_Description of the task_:
Extract every record, keeping each one exactly as it is.

_Available records_:
________________
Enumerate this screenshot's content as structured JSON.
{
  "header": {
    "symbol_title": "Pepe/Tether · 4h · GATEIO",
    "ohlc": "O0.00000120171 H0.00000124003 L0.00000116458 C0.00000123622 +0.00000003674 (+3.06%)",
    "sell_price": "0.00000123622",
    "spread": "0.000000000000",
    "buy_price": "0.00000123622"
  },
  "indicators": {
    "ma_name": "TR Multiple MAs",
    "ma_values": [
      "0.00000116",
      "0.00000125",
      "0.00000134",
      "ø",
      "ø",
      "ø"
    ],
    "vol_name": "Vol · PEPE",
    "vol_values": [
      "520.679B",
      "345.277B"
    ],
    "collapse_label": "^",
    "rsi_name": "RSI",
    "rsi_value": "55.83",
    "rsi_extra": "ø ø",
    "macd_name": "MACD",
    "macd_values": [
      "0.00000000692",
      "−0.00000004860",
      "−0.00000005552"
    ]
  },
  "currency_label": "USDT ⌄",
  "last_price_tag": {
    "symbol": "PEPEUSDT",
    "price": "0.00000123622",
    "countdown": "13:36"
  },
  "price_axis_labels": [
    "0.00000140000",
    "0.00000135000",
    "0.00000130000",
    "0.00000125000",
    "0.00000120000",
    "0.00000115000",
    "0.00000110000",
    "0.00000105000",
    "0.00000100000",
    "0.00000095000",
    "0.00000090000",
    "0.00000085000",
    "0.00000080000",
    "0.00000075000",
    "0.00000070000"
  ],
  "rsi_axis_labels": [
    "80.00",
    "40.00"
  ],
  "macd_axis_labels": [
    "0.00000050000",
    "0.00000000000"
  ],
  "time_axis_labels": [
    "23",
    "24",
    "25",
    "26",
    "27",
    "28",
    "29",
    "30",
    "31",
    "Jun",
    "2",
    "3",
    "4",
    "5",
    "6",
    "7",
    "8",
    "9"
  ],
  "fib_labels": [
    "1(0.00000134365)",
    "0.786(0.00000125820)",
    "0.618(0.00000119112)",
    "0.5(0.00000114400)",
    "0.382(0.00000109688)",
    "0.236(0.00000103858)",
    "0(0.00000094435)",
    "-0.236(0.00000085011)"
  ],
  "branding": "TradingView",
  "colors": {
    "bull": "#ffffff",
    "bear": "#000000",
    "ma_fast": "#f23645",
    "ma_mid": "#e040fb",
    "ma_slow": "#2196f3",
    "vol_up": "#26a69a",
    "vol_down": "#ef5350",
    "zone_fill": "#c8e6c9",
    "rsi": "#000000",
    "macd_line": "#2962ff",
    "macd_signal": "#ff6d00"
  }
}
________________
_Task result_:
Enumerate this screenshot's content as structured JSON.
{
  "header": {
    "symbol_title": "Pepe/Tether · 4h · GATEIO",
    "ohlc": "O0.00000120171 H0.00000124003 L0.00000116458 C0.00000123622 +0.00000003674 (+3.06%)",
    "sell_price": "0.00000123622",
    "spread": "0.000000000000",
    "buy_price": "0.00000123622"
  },
  "indicators": {
    "ma_name": "TR Multiple MAs",
    "ma_values": [
      "0.00000116",
      "0.00000125",
      "0.00000134",
      "ø",
      "ø",
      "ø"
    ],
    "vol_name": "Vol · PEPE",
    "vol_values": [
      "520.679B",
      "345.277B"
    ],
    "collapse_label": "^",
    "rsi_name": "RSI",
    "rsi_value": "55.83",
    "rsi_extra": "ø ø",
    "macd_name": "MACD",
    "macd_values": [
      "0.00000000692",
      "−0.00000004860",
      "−0.00000005552"
    ]
  },
  "currency_label": "USDT ⌄",
  "last_price_tag": {
    "symbol": "PEPEUSDT",
    "price": "0.00000123622",
    "countdown": "13:36"
  },
  "price_axis_labels": [
    "0.00000140000",
    "0.00000135000",
    "0.00000130000",
    "0.00000125000",
    "0.00000120000",
    "0.00000115000",
    "0.00000110000",
    "0.00000105000",
    "0.00000100000",
    "0.00000095000",
    "0.00000090000",
    "0.00000085000",
    "0.00000080000",
    "0.00000075000",
    "0.00000070000"
  ],
  "rsi_axis_labels": [
    "80.00",
    "40.00"
  ],
  "macd_axis_labels": [
    "0.00000050000",
    "0.00000000000"
  ],
  "time_axis_labels": [
    "23",
    "24",
    "25",
    "26",
    "27",
    "28",
    "29",
    "30",
    "31",
    "Jun",
    "2",
    "3",
    "4",
    "5",
    "6",
    "7",
    "8",
    "9"
  ],
  "fib_labels": [
    "1(0.00000134365)",
    "0.786(0.00000125820)",
    "0.618(0.00000119112)",
    "0.5(0.00000114400)",
    "0.382(0.00000109688)",
    "0.236(0.00000103858)",
    "0(0.00000094435)",
    "-0.236(0.00000085011)"
  ],
  "branding": "TradingView",
  "colors": {
    "bull": "#ffffff",
    "bear": "#000000",
    "ma_fast": "#f23645",
    "ma_mid": "#e040fb",
    "ma_slow": "#2196f3",
    "vol_up": "#26a69a",
    "vol_down": "#ef5350",
    "zone_fill": "#c8e6c9",
    "rsi": "#000000",
    "macd_line": "#2962ff",
    "macd_signal": "#ff6d00"
  }
}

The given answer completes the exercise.